Copy nothing but the text: repeat each entry exactly and drop the images.

## Begin

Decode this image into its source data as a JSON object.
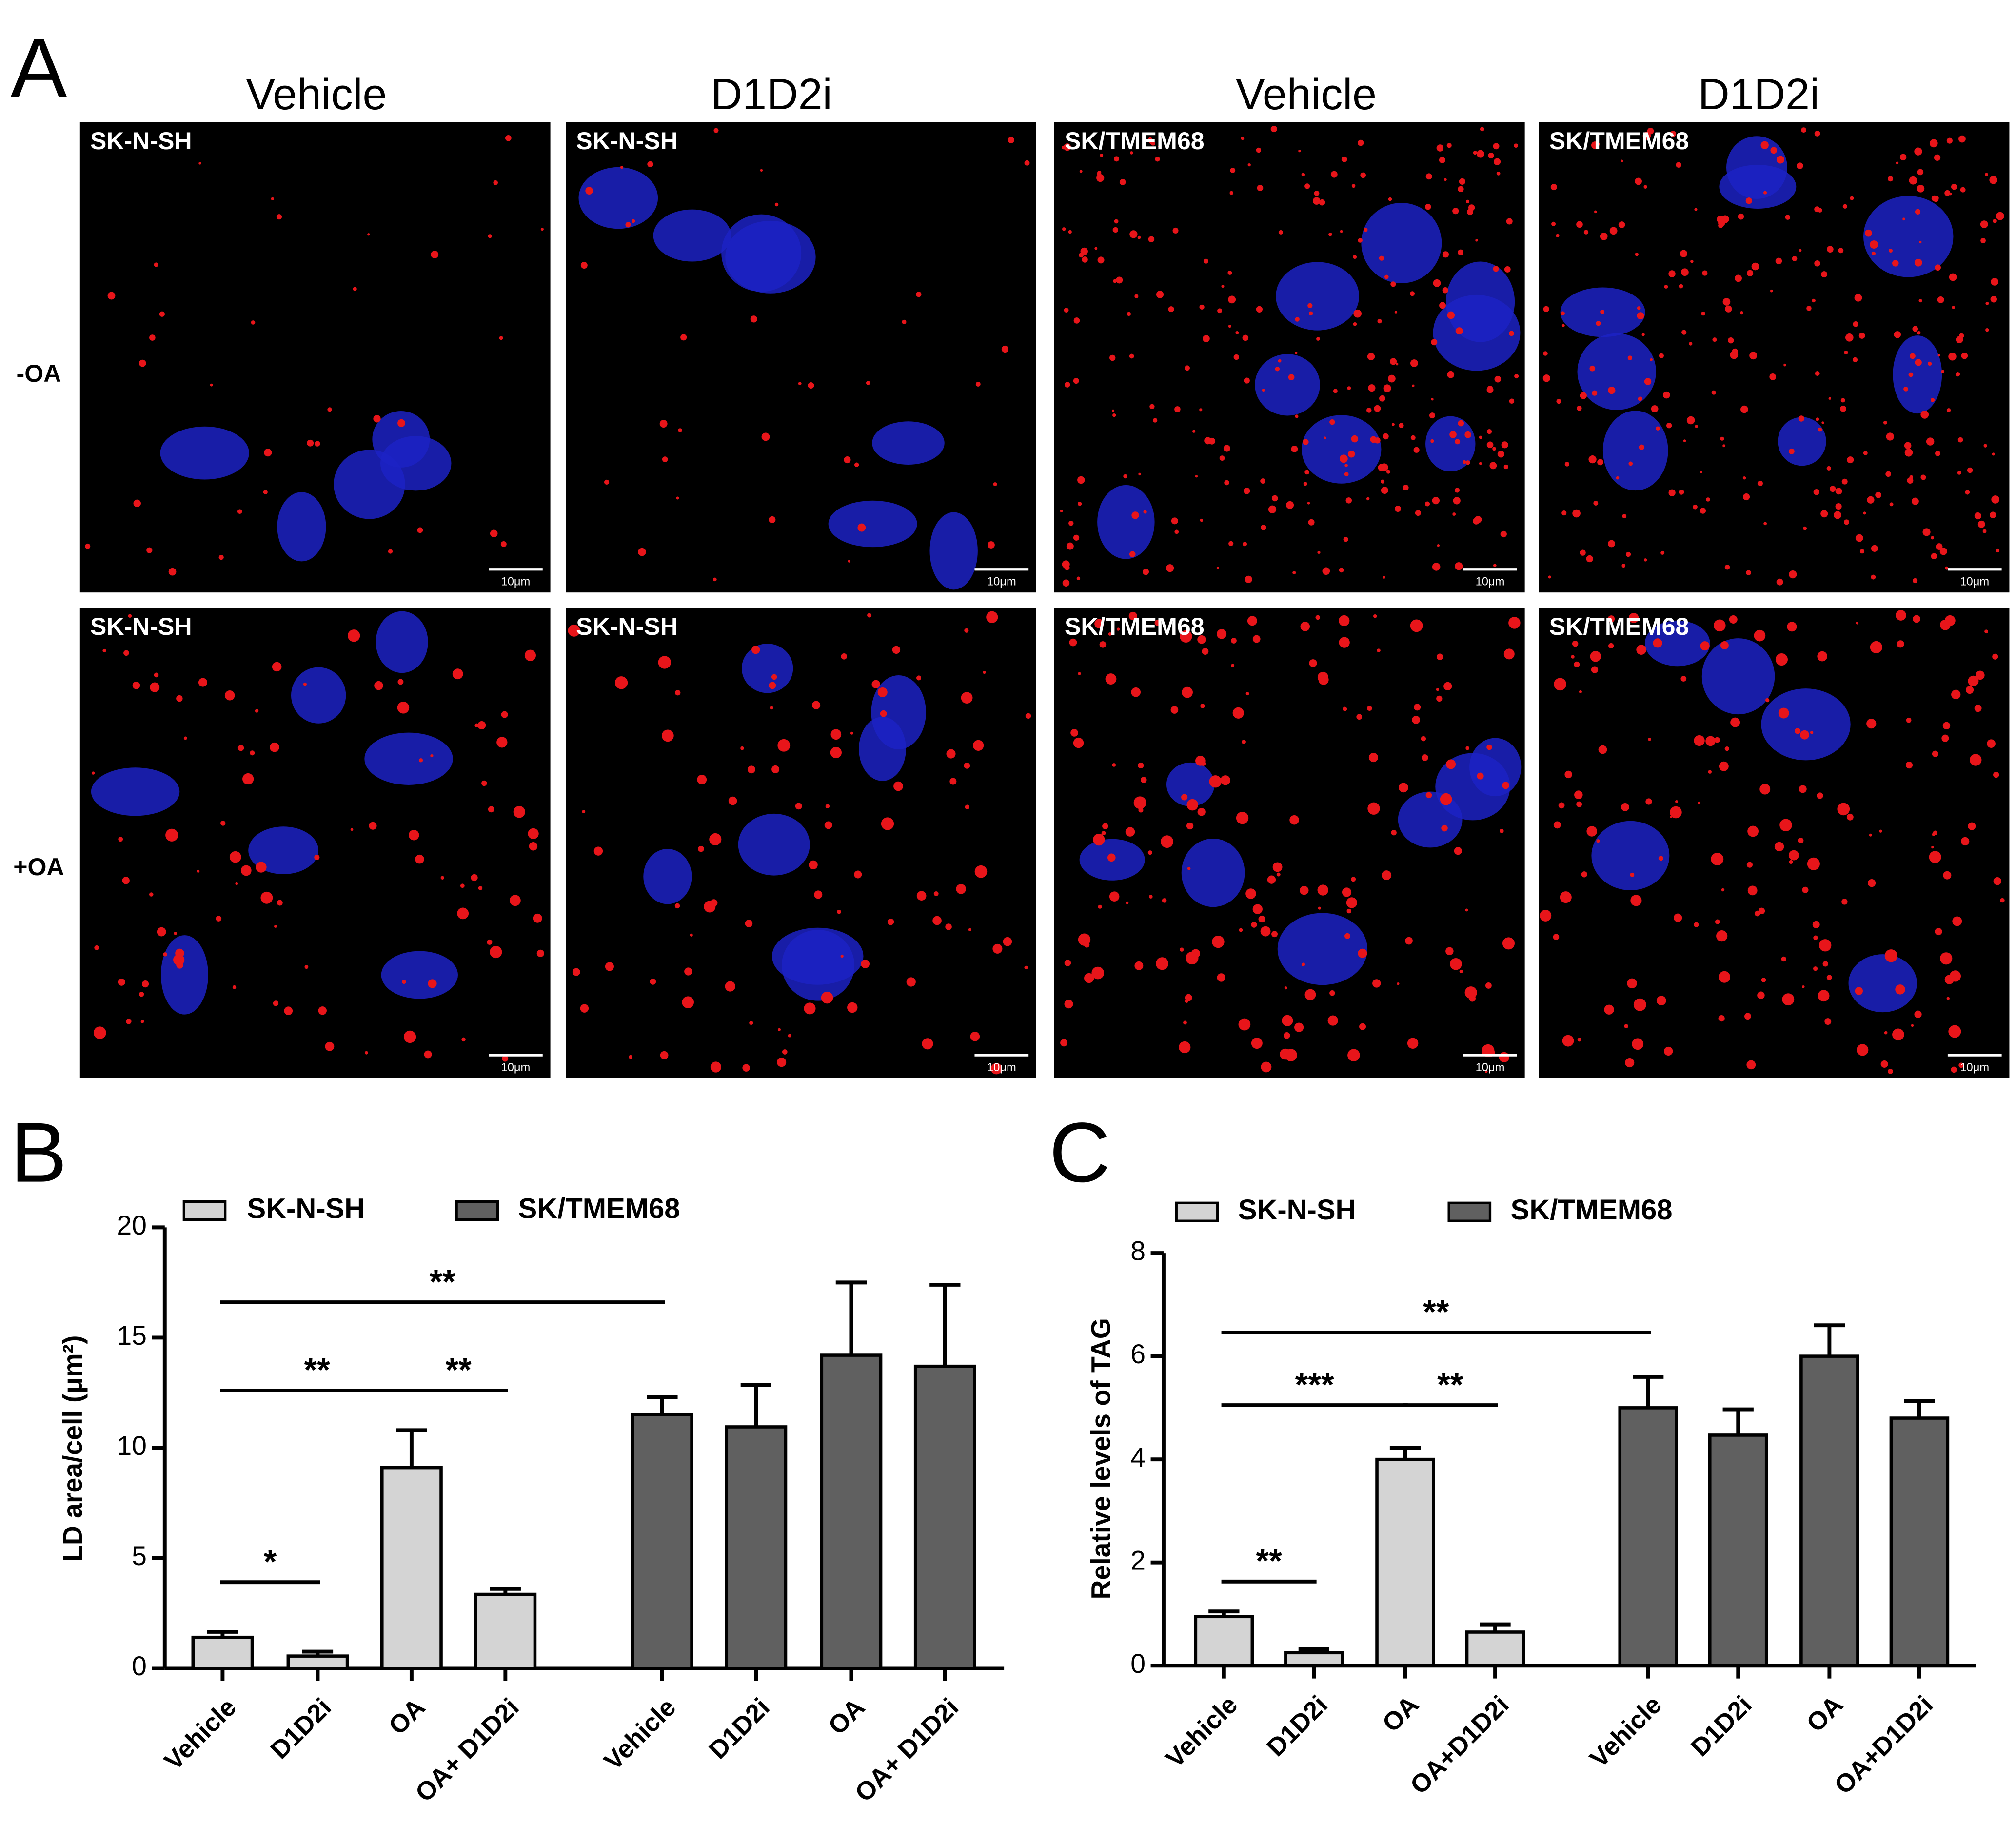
{
  "panel_a": {
    "label": "A",
    "columns": [
      "Vehicle",
      "D1D2i",
      "Vehicle",
      "D1D2i"
    ],
    "rows": [
      "-OA",
      "+OA"
    ],
    "images": [
      [
        "SK-N-SH",
        "SK-N-SH",
        "SK/TMEM68",
        "SK/TMEM68"
      ],
      [
        "SK-N-SH",
        "SK-N-SH",
        "SK/TMEM68",
        "SK/TMEM68"
      ]
    ],
    "scale_bar": "10μm"
  },
  "chart_data": [
    {
      "type": "bar",
      "panel_label": "B",
      "y_label": "LD area/cell (μm²)",
      "categories": [
        "Vehicle",
        "D1D2i",
        "OA",
        "OA+ D1D2i",
        "Vehicle",
        "D1D2i",
        "OA",
        "OA+ D1D2i"
      ],
      "series": [
        {
          "name": "SK-N-SH",
          "color": "#d4d4d4",
          "values": [
            1.4,
            0.55,
            9.1,
            3.35,
            null,
            null,
            null,
            null
          ],
          "errors": [
            0.25,
            0.2,
            1.7,
            0.25,
            null,
            null,
            null,
            null
          ]
        },
        {
          "name": "SK/TMEM68",
          "color": "#606060",
          "values": [
            null,
            null,
            null,
            null,
            11.5,
            10.95,
            14.2,
            13.7
          ],
          "errors": [
            null,
            null,
            null,
            null,
            0.8,
            1.9,
            3.3,
            3.7
          ]
        }
      ],
      "ylim": [
        0,
        20
      ],
      "yticks": [
        0,
        5,
        10,
        15,
        20
      ],
      "annotations": [
        "**",
        "**",
        "**",
        "*"
      ]
    },
    {
      "type": "bar",
      "panel_label": "C",
      "y_label": "Relative levels of TAG",
      "categories": [
        "Vehicle",
        "D1D2i",
        "OA",
        "OA+D1D2i",
        "Vehicle",
        "D1D2i",
        "OA",
        "OA+D1D2i"
      ],
      "series": [
        {
          "name": "SK-N-SH",
          "color": "#d4d4d4",
          "values": [
            0.95,
            0.25,
            4.0,
            0.65,
            null,
            null,
            null,
            null
          ],
          "errors": [
            0.1,
            0.07,
            0.22,
            0.15,
            null,
            null,
            null,
            null
          ]
        },
        {
          "name": "SK/TMEM68",
          "color": "#606060",
          "values": [
            null,
            null,
            null,
            null,
            5.0,
            4.47,
            6.0,
            4.8
          ],
          "errors": [
            null,
            null,
            null,
            null,
            0.6,
            0.5,
            0.6,
            0.33
          ]
        }
      ],
      "ylim": [
        0,
        8
      ],
      "yticks": [
        0,
        2,
        4,
        6,
        8
      ],
      "annotations": [
        "**",
        "***",
        "**",
        "**"
      ]
    }
  ]
}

## End

» **Final result**:
Decode this image into its source data as a JSON object.
{
  "panel_a": {
    "label": "A",
    "columns": [
      "Vehicle",
      "D1D2i",
      "Vehicle",
      "D1D2i"
    ],
    "rows": [
      "-OA",
      "+OA"
    ],
    "images": [
      [
        "SK-N-SH",
        "SK-N-SH",
        "SK/TMEM68",
        "SK/TMEM68"
      ],
      [
        "SK-N-SH",
        "SK-N-SH",
        "SK/TMEM68",
        "SK/TMEM68"
      ]
    ],
    "scale_bar": "10μm"
  },
  "chart_data": [
    {
      "type": "bar",
      "panel_label": "B",
      "y_label": "LD area/cell (μm²)",
      "categories": [
        "Vehicle",
        "D1D2i",
        "OA",
        "OA+ D1D2i",
        "Vehicle",
        "D1D2i",
        "OA",
        "OA+ D1D2i"
      ],
      "series": [
        {
          "name": "SK-N-SH",
          "color": "#d4d4d4",
          "values": [
            1.4,
            0.55,
            9.1,
            3.35,
            null,
            null,
            null,
            null
          ],
          "errors": [
            0.25,
            0.2,
            1.7,
            0.25,
            null,
            null,
            null,
            null
          ]
        },
        {
          "name": "SK/TMEM68",
          "color": "#606060",
          "values": [
            null,
            null,
            null,
            null,
            11.5,
            10.95,
            14.2,
            13.7
          ],
          "errors": [
            null,
            null,
            null,
            null,
            0.8,
            1.9,
            3.3,
            3.7
          ]
        }
      ],
      "ylim": [
        0,
        20
      ],
      "yticks": [
        0,
        5,
        10,
        15,
        20
      ],
      "annotations": [
        "**",
        "**",
        "**",
        "*"
      ]
    },
    {
      "type": "bar",
      "panel_label": "C",
      "y_label": "Relative levels of TAG",
      "categories": [
        "Vehicle",
        "D1D2i",
        "OA",
        "OA+D1D2i",
        "Vehicle",
        "D1D2i",
        "OA",
        "OA+D1D2i"
      ],
      "series": [
        {
          "name": "SK-N-SH",
          "color": "#d4d4d4",
          "values": [
            0.95,
            0.25,
            4.0,
            0.65,
            null,
            null,
            null,
            null
          ],
          "errors": [
            0.1,
            0.07,
            0.22,
            0.15,
            null,
            null,
            null,
            null
          ]
        },
        {
          "name": "SK/TMEM68",
          "color": "#606060",
          "values": [
            null,
            null,
            null,
            null,
            5.0,
            4.47,
            6.0,
            4.8
          ],
          "errors": [
            null,
            null,
            null,
            null,
            0.6,
            0.5,
            0.6,
            0.33
          ]
        }
      ],
      "ylim": [
        0,
        8
      ],
      "yticks": [
        0,
        2,
        4,
        6,
        8
      ],
      "annotations": [
        "**",
        "***",
        "**",
        "**"
      ]
    }
  ]
}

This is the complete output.